#### [Задания]
(1) Переведите на английский язык предложение из отрывка о печатных изданиях: «Одни лопались после пары номеров, другие завоевывали свой круг читателей и держались в некоем квазистабильном положении».
(2) Чем, по словам отрывка о печатных изданиях, жили бульварные газеты?
(3) Продолжите отрывок о самодеятельных печатных изданиях, начав сразу после его последнего предложения.

#### [Отрывок]
________________________________________

Возникало и продавалось на каждом углу множество печатных изданий, самодеятельных, стихийных, нигде и никем не зарегистрированных. И не обязательно политических, связанных с определенными партиями и движениями. Просто творческие и инициативные люди, не имевшие возможностей для публикации в советской системе печати, дорывались до «левых» контактов с типографиями, которые в условиях хозяйственного развала не прочь были подзаработать, и таким образом появлялись новые, доселе неведомые газеты. Одни лопались после пары номеров, другие завоевывали свой круг читателей и держались в некоем квазистабильном положении. Только надо подчеркнуть, что ни одно печатное издание того времени и ни одна политическая организация сами по себе не играли и не могли играть сколь-нибудь серьезной роли в стремительном развитии событий. Бульварные газетенки тиражом в несколько тысяч экземпляров, разумеется, не могли конкурировать с официозными средствами массовой информации, и жили лишь тем, что заполняли пустующие ниши, которые советская пресса не затрагивала или боялась затрагивать. А партии и движения чаще всего оставались малочисленными, группировались вокруг тех же газетенок или стихийных лидеров, и, увы, точно так же, как в политической мешанине 1917 г., вовсю увлекались мелочными спорами, междоусобной и внутренней грызней.

________________________________________

#### [Данные]

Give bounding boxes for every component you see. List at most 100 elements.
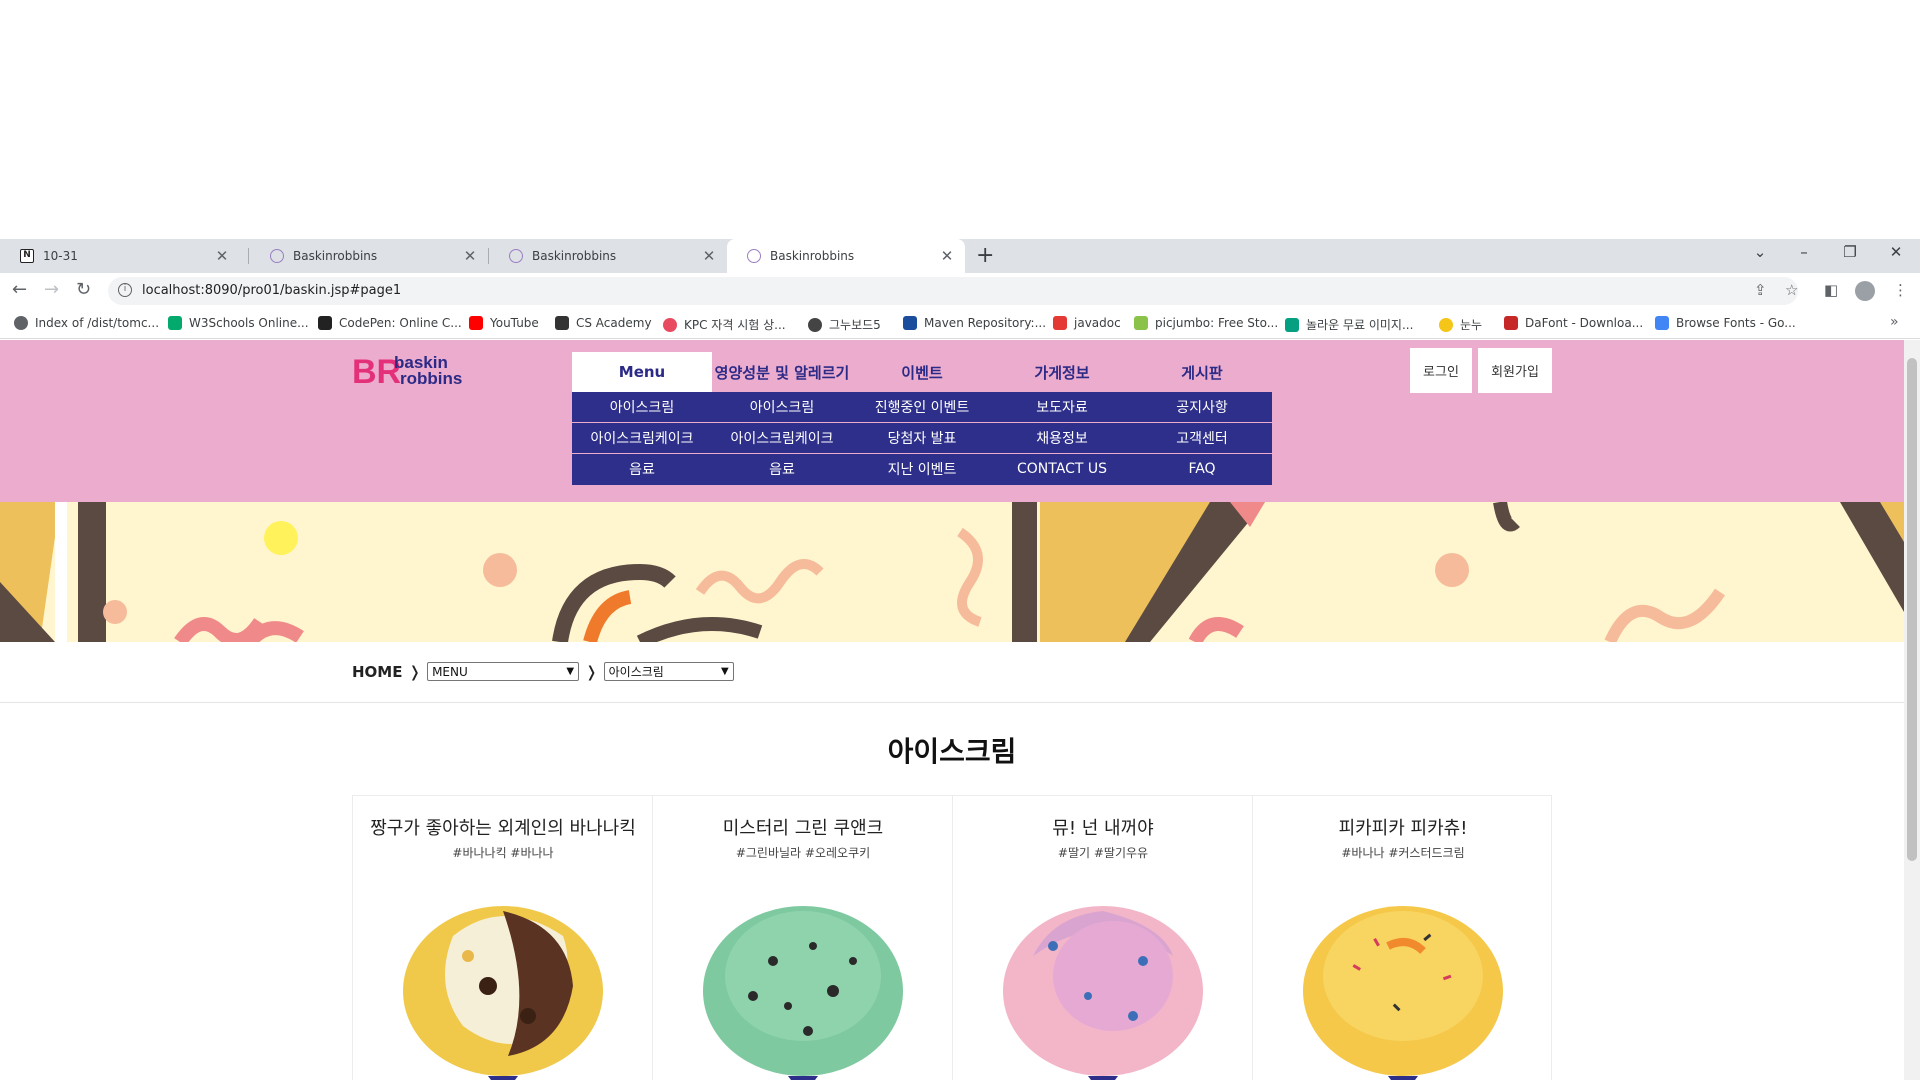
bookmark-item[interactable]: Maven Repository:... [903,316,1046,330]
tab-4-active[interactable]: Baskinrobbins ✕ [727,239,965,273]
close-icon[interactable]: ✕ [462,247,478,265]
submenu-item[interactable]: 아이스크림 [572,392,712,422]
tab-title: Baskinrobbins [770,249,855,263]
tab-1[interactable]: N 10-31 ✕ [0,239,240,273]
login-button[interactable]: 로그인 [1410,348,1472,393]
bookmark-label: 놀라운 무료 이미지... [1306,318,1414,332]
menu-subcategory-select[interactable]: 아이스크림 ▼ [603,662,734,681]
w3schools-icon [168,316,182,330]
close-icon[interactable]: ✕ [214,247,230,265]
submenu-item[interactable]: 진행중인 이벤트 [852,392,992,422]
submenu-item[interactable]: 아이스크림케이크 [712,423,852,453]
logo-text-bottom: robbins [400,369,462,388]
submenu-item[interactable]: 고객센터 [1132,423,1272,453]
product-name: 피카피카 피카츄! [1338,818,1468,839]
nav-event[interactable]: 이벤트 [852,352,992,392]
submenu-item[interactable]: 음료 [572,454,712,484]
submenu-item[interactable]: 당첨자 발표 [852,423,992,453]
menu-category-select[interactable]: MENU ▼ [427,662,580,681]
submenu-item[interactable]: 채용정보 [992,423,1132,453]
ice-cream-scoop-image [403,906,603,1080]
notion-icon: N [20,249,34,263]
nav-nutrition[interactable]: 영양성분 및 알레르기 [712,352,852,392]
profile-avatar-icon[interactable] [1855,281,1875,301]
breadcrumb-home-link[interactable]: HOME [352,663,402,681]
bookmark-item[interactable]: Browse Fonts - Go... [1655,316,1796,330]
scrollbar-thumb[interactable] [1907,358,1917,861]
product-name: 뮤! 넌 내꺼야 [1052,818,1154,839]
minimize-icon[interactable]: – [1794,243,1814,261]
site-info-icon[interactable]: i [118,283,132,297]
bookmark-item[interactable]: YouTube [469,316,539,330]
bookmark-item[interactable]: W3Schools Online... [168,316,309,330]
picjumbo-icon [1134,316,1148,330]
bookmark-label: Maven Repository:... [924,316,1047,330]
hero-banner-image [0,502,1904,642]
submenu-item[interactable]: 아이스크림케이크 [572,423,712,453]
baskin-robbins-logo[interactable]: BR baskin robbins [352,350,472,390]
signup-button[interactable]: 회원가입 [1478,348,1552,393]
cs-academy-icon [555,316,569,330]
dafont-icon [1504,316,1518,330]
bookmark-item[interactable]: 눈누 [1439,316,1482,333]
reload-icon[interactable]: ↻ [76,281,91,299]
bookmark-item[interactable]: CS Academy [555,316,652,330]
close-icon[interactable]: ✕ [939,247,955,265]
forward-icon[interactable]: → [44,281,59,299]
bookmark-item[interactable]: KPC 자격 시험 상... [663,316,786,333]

________________________________________

#### [Ответы]
(1) Some folded after a couple of issues, while others won their own circle of readers and held on in a kind of quasi-stable position.

(2) Они заполняли пустующие ниши, которые советская пресса не затрагивала или боялась затрагивать.

(3)
Помню, например, как нам с друзьями стало интересно познакомиться с молодыми демсоюзниками, и мы, связавшись с ними по одному из контактных телефонов, договорились о встрече. Но оказалось, что приехавшие к нам ребята уже вовсе не демсоюзники, потому что успели разругаться с демсоюзниками, вошли в какую-то другую, уж не помню какую организацию, которая в свою очередь делилась на несколько фракций, и горячо принялись растолковывать нам особенности своей фракционной борьбы — кто там прав, кто не прав, почему не прав, и какими способами борются с ними наши собеседники. А мы сидели и недоумевали — шел 1989 год, коммунистическая система выглядела еще очень внушительно и монолитно, и вместо объединения против нее ломать копья за формулировки программ выглядело просто дико.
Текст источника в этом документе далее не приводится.